[Part of a data file]
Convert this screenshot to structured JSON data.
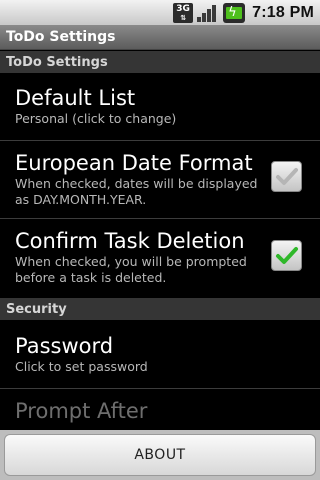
{
  "status_bar": {
    "network_label": "3G",
    "signal_icon": "signal-strength-icon",
    "battery_icon": "battery-charging-icon",
    "time": "7:18 PM"
  },
  "title_bar": {
    "title": "ToDo Settings"
  },
  "sections": {
    "todo_settings": "ToDo Settings",
    "security": "Security"
  },
  "preferences": {
    "default_list": {
      "title": "Default List",
      "summary": "Personal (click to change)"
    },
    "european_date_format": {
      "title": "European Date Format",
      "summary": "When checked, dates will be displayed as DAY.MONTH.YEAR.",
      "checked": false
    },
    "confirm_task_deletion": {
      "title": "Confirm Task Deletion",
      "summary": "When checked, you will be prompted before a task is deleted.",
      "checked": true
    },
    "password": {
      "title": "Password",
      "summary": "Click to set password"
    },
    "prompt_after": {
      "title": "Prompt After",
      "enabled": false
    }
  },
  "footer": {
    "about_label": "ABOUT"
  },
  "colors": {
    "checkmark_active": "#2fb82a",
    "checkmark_inactive": "#b5b5b5",
    "background": "#000000"
  }
}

→ The problem:
Give solely the number of lines in the data that contain the string "Settings".

→ Response:
2